[Stored dataset items]
## Start
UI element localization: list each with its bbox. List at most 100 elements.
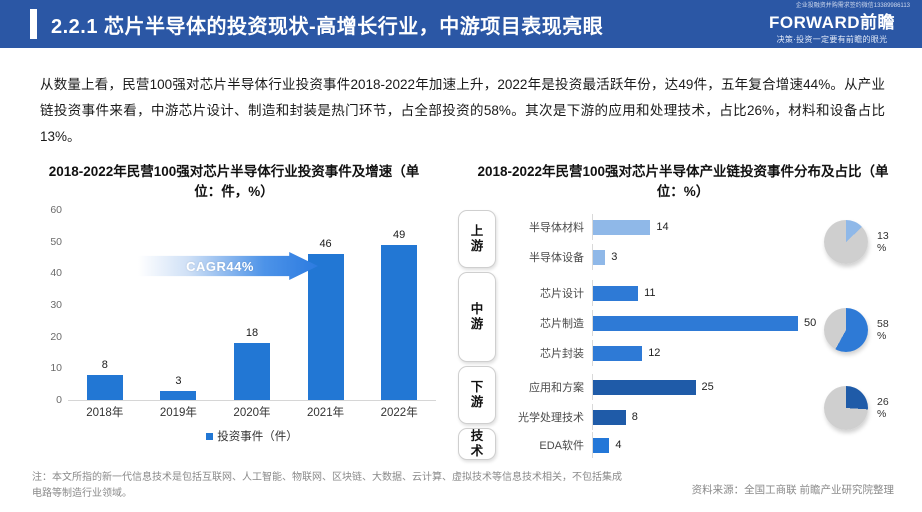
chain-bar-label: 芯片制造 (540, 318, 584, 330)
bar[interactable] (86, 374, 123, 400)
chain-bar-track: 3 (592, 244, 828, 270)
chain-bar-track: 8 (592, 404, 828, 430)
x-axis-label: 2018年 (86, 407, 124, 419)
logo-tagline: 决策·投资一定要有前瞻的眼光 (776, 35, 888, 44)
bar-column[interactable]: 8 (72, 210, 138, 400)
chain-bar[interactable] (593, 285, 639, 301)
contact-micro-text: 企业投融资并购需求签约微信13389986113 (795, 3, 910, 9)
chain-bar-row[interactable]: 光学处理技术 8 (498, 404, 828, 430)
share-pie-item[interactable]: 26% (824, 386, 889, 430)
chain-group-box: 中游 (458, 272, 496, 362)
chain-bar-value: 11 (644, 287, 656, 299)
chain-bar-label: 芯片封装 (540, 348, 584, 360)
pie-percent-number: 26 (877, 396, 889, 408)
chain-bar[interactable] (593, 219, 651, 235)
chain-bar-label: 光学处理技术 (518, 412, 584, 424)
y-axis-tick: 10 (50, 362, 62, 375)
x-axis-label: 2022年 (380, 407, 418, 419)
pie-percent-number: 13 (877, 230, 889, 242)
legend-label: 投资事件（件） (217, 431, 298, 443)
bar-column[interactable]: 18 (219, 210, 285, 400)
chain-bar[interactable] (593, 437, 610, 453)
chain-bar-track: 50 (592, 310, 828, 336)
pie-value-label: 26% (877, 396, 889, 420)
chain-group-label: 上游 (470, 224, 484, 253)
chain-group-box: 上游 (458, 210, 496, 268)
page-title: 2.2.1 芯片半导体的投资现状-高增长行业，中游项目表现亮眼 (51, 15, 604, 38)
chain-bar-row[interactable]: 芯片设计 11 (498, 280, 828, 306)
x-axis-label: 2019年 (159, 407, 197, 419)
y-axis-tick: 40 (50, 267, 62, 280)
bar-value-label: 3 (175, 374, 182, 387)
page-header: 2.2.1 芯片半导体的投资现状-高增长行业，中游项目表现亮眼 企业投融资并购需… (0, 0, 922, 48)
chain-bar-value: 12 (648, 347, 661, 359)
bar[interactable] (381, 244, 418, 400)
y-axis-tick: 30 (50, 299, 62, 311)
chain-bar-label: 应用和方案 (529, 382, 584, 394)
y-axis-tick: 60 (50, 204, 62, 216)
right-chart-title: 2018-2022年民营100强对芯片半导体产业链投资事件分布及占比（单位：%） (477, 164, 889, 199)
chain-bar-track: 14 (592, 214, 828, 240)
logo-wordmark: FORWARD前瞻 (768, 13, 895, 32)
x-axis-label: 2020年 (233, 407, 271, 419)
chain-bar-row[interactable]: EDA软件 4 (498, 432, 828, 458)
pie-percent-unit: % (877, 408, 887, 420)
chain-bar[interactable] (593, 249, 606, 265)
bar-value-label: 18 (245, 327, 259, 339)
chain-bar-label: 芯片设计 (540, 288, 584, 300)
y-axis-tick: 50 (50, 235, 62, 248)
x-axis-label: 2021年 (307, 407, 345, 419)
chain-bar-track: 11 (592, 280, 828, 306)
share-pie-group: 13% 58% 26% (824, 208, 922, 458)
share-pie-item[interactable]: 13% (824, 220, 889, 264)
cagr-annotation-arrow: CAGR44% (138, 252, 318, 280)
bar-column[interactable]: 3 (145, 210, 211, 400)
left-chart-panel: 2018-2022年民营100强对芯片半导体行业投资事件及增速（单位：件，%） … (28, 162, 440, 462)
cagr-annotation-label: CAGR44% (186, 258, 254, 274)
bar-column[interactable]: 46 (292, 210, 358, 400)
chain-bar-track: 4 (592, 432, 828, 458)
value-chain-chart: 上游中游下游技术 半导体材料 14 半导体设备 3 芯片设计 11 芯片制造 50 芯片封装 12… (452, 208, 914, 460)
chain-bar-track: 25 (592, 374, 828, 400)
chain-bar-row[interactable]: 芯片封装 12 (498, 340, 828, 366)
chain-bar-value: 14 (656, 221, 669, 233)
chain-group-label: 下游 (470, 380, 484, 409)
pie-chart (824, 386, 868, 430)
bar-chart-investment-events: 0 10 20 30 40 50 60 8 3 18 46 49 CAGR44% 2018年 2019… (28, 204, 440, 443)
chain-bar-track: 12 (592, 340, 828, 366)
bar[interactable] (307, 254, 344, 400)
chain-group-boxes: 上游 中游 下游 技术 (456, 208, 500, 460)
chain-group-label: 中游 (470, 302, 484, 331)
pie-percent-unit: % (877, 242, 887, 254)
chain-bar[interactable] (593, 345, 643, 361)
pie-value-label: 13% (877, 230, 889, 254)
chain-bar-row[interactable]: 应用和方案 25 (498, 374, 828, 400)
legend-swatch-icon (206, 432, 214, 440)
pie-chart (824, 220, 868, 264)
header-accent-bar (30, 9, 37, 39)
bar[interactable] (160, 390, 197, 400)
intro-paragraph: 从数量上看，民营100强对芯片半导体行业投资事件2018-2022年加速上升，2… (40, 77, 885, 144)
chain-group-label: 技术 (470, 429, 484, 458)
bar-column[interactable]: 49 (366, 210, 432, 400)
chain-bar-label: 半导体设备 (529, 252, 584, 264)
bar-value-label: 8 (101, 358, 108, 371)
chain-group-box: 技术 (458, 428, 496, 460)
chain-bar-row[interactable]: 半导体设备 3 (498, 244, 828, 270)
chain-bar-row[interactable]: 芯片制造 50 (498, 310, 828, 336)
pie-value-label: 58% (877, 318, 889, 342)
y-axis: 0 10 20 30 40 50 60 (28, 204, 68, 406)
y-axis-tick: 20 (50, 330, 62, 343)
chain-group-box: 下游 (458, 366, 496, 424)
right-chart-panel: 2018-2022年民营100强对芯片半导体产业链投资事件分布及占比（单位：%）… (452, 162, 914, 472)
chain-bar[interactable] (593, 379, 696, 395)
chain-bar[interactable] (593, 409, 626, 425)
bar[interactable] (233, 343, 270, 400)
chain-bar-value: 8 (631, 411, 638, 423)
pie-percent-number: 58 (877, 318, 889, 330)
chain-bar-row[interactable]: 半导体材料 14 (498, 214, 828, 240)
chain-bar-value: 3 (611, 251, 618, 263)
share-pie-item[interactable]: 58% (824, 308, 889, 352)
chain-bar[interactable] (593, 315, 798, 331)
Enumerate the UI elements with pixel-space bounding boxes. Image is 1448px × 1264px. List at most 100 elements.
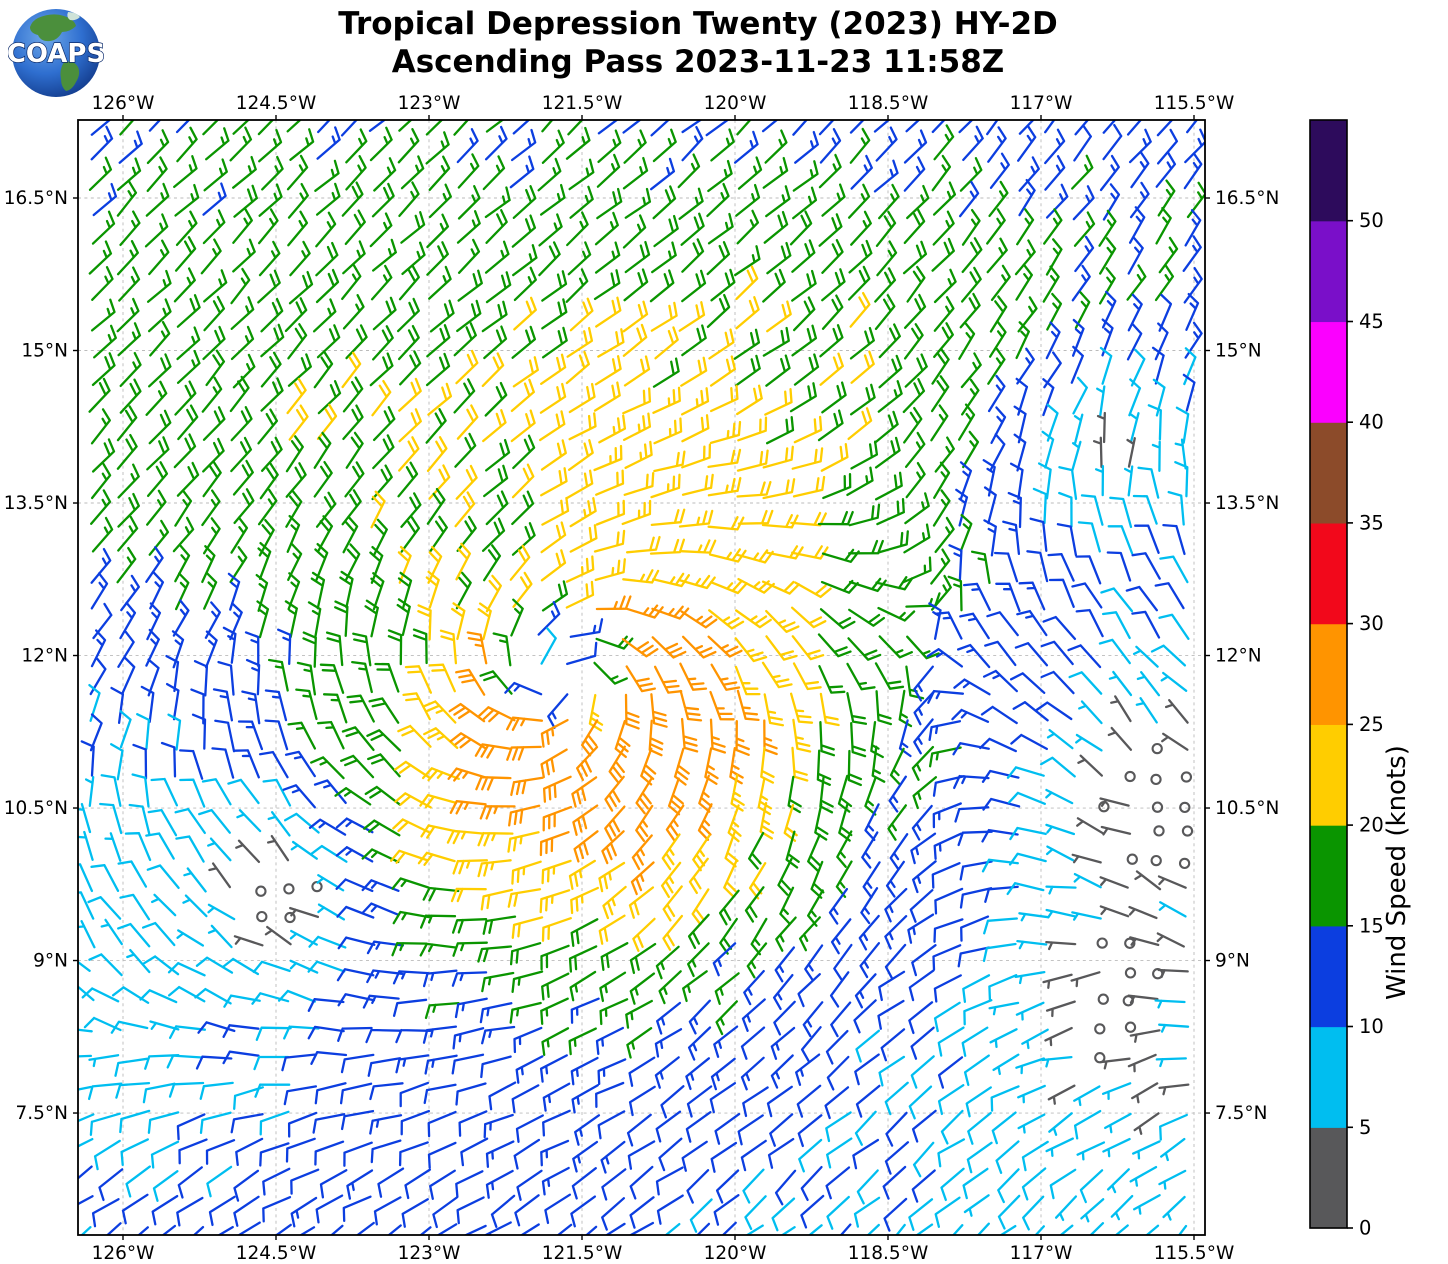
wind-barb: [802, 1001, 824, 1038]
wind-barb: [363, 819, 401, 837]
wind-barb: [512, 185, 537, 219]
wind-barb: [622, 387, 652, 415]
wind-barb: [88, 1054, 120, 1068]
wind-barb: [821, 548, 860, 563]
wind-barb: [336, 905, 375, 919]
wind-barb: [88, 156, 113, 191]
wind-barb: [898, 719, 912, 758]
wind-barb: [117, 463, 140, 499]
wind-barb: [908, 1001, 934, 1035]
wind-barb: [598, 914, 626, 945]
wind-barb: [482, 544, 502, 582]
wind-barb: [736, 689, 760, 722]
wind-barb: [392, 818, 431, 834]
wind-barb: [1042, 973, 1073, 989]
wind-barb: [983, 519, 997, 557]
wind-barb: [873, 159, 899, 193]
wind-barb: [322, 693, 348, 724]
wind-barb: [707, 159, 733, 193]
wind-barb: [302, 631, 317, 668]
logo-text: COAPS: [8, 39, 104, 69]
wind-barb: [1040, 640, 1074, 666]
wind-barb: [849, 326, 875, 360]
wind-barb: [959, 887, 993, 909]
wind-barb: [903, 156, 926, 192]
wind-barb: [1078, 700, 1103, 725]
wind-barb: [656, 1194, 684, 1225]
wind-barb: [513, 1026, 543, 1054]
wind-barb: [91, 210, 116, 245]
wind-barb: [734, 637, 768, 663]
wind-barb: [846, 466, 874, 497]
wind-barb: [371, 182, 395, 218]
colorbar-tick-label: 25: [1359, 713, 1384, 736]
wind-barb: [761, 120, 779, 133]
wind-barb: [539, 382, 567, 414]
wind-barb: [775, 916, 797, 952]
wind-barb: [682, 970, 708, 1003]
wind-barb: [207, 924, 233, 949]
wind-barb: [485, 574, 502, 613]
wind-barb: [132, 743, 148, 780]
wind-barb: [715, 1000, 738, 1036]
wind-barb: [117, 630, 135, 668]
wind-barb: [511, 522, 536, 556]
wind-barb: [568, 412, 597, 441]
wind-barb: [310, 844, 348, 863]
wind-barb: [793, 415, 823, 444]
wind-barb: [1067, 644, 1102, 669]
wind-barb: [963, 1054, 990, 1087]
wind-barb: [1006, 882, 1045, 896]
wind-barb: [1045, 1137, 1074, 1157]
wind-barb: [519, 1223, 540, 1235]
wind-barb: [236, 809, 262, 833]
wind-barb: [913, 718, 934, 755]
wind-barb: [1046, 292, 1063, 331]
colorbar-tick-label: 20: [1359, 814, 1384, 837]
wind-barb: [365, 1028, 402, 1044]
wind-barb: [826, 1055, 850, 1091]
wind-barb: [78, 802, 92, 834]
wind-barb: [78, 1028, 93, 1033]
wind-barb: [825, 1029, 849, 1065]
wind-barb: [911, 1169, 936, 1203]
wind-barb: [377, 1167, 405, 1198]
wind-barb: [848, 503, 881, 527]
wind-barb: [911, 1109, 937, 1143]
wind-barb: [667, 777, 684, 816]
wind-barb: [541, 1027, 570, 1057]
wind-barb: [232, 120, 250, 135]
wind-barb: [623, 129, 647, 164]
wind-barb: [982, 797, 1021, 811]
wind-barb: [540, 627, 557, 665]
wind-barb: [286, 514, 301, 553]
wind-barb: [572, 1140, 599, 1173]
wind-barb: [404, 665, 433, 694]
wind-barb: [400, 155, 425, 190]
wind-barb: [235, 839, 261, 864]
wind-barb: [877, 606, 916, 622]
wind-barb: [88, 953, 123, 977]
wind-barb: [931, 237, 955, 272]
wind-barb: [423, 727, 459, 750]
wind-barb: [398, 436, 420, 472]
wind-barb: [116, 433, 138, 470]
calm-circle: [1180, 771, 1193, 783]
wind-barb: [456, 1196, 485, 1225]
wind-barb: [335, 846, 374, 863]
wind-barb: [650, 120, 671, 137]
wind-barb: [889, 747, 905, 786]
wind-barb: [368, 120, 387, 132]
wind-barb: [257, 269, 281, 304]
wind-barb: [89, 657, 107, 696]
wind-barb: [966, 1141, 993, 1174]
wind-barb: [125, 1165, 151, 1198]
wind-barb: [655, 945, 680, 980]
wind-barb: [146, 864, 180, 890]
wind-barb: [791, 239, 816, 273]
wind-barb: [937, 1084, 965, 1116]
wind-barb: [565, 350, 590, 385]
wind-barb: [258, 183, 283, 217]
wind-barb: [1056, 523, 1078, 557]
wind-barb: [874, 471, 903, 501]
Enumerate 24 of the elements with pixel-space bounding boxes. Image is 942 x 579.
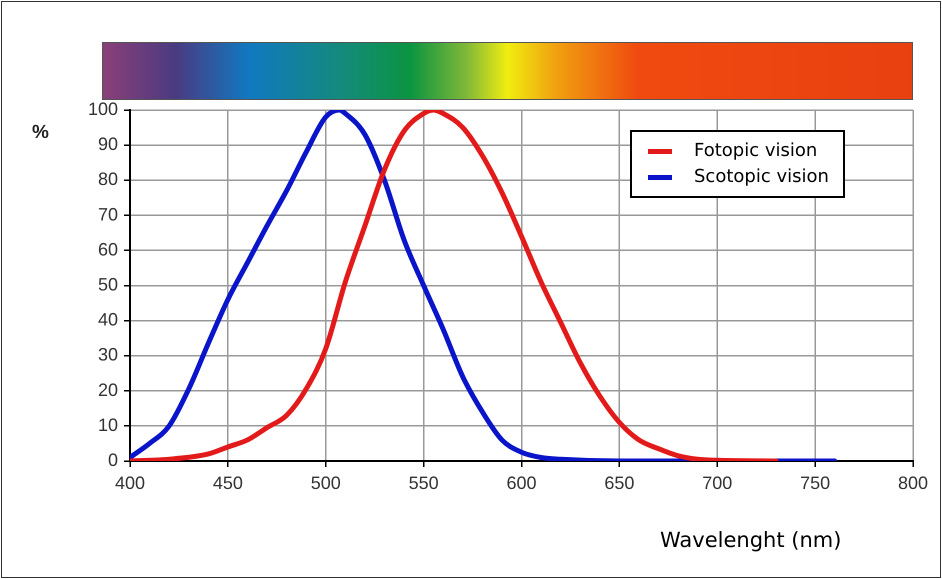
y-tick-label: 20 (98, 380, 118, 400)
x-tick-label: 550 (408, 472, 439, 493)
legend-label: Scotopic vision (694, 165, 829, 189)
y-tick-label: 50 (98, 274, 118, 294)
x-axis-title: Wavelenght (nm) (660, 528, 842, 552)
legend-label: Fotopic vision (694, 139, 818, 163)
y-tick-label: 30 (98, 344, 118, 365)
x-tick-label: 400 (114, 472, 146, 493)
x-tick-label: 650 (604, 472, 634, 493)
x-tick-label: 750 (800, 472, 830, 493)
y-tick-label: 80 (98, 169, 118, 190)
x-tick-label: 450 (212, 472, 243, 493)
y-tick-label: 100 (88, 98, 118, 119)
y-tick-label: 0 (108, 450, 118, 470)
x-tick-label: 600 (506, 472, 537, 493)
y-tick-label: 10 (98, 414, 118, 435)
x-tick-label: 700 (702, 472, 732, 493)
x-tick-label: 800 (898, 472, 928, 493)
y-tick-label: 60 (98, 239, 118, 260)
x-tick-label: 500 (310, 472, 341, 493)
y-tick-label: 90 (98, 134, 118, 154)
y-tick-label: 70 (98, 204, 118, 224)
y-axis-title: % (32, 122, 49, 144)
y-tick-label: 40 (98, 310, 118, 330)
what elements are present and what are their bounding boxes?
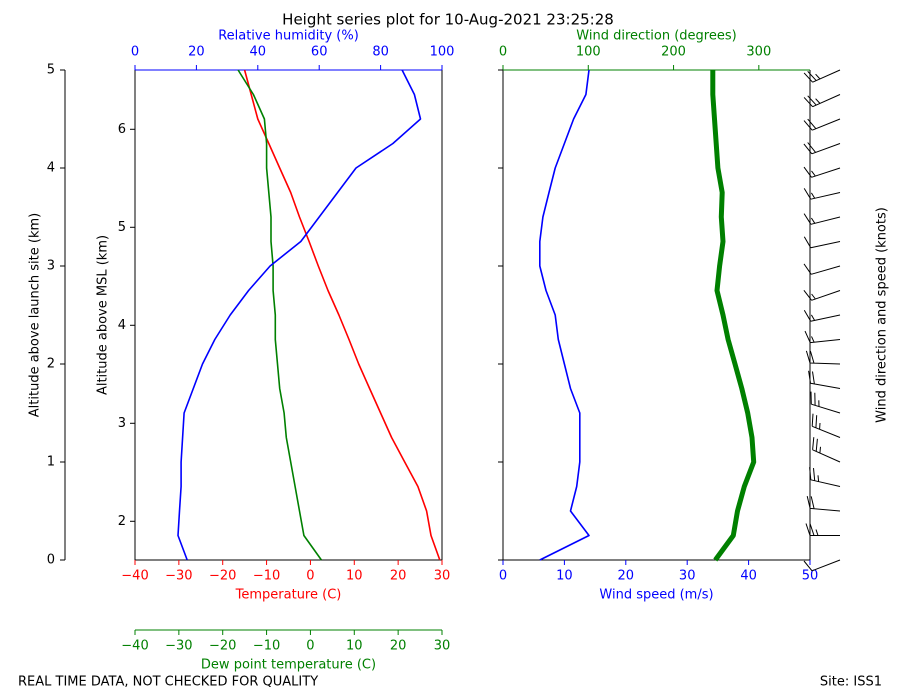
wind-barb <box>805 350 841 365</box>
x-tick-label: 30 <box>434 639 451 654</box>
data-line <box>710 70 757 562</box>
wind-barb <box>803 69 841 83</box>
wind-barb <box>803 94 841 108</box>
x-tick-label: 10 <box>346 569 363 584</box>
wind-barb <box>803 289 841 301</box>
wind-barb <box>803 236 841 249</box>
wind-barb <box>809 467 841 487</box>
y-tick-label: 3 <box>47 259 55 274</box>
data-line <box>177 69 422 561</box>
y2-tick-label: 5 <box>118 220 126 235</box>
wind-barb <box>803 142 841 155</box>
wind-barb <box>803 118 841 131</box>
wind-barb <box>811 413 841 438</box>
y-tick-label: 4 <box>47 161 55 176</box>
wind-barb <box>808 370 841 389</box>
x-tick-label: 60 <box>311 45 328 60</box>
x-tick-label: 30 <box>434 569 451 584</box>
## End
STATED EXERCISE
Can you give again the part of the entries that opens with the line containing "chain-bar-label: 芯片制造 (540, 318, 584, 330)" and closes with the line containing "bar-column[interactable]: 18 (219, 210, 285, 400)", with "chain-bar-label" renamed to "chain-bar-caption" and nothing else changed?

EXERCISE ANSWER
chain-bar-caption: 芯片制造 (540, 318, 584, 330)
bar[interactable] (86, 374, 123, 400)
chain-bar-track: 3 (592, 244, 828, 270)
chain-bar-track: 8 (592, 404, 828, 430)
x-axis-label: 2018年 (86, 407, 124, 419)
logo-tagline: 决策·投资一定要有前瞻的眼光 (776, 35, 888, 44)
bar-column[interactable]: 8 (72, 210, 138, 400)
chain-bar[interactable] (593, 285, 639, 301)
contact-micro-text: 企业投融资并购需求签约微信13389986113 (795, 3, 910, 9)
chain-bar-row[interactable]: 光学处理技术 8 (498, 404, 828, 430)
share-pie-item[interactable]: 26% (824, 386, 889, 430)
chain-group-box: 中游 (458, 272, 496, 362)
chain-bar-value: 11 (644, 287, 656, 299)
chain-bar-caption: 芯片封装 (540, 348, 584, 360)
pie-percent-number: 26 (877, 396, 889, 408)
chain-bar[interactable] (593, 219, 651, 235)
chain-bar-caption: 光学处理技术 (518, 412, 584, 424)
y-axis-tick: 10 (50, 362, 62, 375)
x-axis-label: 2022年 (380, 407, 418, 419)
pie-percent-number: 13 (877, 230, 889, 242)
legend-label: 投资事件（件） (217, 431, 298, 443)
bar-column[interactable]: 18 (219, 210, 285, 400)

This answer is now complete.